**Exercise description**
Starting with the line that contains "Extract all readable text from this page.", write out each line through the end of the listing, unchanged. Output nothing else.

**Entries taken from a collection**
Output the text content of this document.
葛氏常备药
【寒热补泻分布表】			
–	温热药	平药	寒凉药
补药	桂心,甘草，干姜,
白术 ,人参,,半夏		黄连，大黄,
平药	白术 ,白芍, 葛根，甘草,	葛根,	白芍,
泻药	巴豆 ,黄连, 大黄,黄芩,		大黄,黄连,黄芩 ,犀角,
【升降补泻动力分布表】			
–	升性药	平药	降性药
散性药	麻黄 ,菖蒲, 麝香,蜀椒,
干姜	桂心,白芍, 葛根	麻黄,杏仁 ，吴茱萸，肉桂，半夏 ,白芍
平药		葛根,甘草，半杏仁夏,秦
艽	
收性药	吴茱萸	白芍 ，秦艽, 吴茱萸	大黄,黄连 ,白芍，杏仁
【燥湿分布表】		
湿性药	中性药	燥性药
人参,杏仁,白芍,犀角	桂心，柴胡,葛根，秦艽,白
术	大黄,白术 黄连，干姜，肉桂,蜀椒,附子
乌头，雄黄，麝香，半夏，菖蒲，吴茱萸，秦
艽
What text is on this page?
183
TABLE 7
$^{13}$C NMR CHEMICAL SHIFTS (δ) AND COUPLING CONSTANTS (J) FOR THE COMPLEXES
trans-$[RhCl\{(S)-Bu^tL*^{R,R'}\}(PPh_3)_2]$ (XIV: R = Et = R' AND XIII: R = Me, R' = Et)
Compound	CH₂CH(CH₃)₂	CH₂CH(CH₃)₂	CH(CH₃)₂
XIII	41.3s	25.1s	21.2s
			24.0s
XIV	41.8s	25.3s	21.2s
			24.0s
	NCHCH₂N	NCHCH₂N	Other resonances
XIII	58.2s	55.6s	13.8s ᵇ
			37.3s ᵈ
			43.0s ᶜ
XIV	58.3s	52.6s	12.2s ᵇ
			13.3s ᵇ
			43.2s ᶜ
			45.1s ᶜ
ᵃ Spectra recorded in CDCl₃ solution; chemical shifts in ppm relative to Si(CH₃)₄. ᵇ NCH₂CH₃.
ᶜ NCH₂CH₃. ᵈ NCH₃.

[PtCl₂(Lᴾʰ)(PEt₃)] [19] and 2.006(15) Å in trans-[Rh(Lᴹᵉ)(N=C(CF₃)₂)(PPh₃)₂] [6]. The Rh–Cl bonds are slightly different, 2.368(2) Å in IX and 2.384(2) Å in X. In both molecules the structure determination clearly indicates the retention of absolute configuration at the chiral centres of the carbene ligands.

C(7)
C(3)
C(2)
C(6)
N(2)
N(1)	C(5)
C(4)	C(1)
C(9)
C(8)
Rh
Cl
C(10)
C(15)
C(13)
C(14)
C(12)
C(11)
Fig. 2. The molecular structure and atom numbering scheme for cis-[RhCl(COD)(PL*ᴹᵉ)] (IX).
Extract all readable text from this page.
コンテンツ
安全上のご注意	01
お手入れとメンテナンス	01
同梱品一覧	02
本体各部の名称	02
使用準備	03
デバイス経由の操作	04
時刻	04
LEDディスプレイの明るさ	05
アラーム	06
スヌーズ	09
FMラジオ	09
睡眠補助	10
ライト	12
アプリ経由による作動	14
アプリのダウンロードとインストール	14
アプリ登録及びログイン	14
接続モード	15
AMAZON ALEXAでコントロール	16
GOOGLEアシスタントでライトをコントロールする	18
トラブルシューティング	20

**Response below**
Extract all readable text from this page.
コンテンツ
安全上のご注意	01
お手入れとメンテナンス	01
同梱品一覧	02
本体各部の名称	02
使用準備	03
デバイス経由の操作	04
時刻	04
LEDディスプレイの明るさ	05
アラーム	06
スヌーズ	09
FMラジオ	09
睡眠補助	10
ライト	12
アプリ経由による作動	14
アプリのダウンロードとインストール	14
アプリ登録及びログイン	14
接続モード	15
AMAZON ALEXAでコントロール	16
GOOGLEアシスタントでライトをコントロールする	18
トラブルシューティング	20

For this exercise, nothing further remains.